***** MATERIAL SUPPLIED *****

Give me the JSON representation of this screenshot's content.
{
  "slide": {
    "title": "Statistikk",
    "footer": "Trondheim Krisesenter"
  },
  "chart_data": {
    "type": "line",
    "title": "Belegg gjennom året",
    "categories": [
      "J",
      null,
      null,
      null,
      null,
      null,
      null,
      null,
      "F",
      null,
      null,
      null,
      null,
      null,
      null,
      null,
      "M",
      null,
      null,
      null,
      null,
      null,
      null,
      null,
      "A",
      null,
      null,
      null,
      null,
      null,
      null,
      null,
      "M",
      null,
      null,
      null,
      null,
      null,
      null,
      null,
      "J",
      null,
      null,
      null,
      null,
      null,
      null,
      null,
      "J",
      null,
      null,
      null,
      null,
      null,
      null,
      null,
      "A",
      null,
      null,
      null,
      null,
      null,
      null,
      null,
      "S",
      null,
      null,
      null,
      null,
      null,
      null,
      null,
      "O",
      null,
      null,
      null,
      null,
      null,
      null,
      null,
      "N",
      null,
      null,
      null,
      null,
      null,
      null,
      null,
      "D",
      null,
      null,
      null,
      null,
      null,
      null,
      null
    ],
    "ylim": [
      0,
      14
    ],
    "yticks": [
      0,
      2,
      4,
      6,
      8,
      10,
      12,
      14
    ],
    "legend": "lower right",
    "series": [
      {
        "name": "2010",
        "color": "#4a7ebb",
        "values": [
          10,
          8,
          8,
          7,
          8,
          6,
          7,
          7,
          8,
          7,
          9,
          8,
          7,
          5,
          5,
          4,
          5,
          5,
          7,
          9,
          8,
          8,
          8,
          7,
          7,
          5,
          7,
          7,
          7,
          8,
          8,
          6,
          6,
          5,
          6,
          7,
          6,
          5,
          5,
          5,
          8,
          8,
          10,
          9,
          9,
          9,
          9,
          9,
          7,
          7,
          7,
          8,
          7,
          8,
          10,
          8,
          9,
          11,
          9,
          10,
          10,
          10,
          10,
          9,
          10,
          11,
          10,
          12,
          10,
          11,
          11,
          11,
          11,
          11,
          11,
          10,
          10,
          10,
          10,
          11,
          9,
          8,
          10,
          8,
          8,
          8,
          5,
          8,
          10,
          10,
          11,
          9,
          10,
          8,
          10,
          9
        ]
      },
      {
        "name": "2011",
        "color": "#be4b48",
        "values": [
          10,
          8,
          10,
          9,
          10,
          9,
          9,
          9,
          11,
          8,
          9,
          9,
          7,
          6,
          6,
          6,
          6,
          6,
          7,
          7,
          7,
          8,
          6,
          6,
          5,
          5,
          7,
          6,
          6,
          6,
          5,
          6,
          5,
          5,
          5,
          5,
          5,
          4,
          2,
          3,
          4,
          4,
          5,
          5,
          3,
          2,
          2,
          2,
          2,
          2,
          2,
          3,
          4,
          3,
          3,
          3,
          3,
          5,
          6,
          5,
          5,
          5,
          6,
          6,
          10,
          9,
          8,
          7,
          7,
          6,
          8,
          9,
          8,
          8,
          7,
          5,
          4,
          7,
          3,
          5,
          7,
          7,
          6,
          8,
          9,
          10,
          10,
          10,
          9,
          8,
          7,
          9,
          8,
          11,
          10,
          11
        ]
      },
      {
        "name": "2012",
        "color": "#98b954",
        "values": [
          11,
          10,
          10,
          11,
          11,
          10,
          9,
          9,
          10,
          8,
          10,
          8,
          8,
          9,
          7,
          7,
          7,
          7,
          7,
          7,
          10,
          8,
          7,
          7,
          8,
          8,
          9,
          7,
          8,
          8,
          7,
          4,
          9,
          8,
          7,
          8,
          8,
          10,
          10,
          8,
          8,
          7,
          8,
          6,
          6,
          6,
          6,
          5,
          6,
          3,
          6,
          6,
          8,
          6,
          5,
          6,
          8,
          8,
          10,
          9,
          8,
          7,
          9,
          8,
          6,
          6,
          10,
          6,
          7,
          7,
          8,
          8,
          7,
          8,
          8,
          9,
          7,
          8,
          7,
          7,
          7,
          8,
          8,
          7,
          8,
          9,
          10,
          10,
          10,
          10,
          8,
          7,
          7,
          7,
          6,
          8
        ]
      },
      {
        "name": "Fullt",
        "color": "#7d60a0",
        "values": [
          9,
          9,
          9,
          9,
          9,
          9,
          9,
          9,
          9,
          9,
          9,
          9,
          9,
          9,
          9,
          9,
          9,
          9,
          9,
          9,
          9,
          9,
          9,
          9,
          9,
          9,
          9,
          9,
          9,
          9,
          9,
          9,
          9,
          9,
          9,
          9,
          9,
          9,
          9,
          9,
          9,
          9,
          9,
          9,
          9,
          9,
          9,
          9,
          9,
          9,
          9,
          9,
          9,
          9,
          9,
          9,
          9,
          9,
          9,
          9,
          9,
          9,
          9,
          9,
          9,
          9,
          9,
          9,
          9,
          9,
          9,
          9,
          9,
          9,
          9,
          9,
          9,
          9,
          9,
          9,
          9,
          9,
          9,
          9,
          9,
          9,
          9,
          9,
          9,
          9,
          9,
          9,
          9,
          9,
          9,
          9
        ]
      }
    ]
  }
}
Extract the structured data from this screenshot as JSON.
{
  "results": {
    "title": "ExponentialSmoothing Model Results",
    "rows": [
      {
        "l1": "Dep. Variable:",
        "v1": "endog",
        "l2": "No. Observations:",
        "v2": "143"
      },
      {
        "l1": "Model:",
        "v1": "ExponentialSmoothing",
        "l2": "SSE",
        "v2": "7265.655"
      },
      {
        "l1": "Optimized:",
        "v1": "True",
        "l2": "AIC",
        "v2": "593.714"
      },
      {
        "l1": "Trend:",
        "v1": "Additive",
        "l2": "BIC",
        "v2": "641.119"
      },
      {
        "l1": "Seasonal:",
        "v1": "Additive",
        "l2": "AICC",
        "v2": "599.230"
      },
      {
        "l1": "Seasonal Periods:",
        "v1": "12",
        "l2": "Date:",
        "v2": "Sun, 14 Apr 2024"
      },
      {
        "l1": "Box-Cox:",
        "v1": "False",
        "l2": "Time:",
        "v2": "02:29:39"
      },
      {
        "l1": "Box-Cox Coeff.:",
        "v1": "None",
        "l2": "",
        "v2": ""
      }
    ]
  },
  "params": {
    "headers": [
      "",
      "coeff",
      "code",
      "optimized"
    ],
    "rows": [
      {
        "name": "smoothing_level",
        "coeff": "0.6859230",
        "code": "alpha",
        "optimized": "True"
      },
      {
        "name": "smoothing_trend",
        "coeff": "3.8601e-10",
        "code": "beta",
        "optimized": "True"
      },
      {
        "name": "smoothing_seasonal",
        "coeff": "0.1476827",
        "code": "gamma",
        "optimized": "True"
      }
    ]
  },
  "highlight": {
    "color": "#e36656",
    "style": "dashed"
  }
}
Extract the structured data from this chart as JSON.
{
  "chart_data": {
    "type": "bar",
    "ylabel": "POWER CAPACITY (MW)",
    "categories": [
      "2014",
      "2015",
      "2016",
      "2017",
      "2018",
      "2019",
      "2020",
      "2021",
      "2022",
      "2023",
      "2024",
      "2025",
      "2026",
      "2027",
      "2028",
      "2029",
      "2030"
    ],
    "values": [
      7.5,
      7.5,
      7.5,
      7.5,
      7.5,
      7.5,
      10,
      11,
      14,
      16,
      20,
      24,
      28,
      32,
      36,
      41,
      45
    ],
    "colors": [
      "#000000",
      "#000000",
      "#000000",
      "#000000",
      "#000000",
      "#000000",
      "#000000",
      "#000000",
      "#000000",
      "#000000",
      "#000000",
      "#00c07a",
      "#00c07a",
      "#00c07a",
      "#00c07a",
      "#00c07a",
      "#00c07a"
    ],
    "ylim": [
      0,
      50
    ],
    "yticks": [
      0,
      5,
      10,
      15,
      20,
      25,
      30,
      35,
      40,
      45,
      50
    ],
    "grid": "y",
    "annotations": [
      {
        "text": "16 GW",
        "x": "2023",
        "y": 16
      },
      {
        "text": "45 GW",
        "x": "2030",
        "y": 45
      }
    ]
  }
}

*****

__WHAT YOU ARE ASKED TO DO__. Review the preceding data and report every line that includes the string "from".

__TASK OUTPUT__.
Extract the structured data from this screenshot as JSON.
Extract the structured data from this chart as JSON.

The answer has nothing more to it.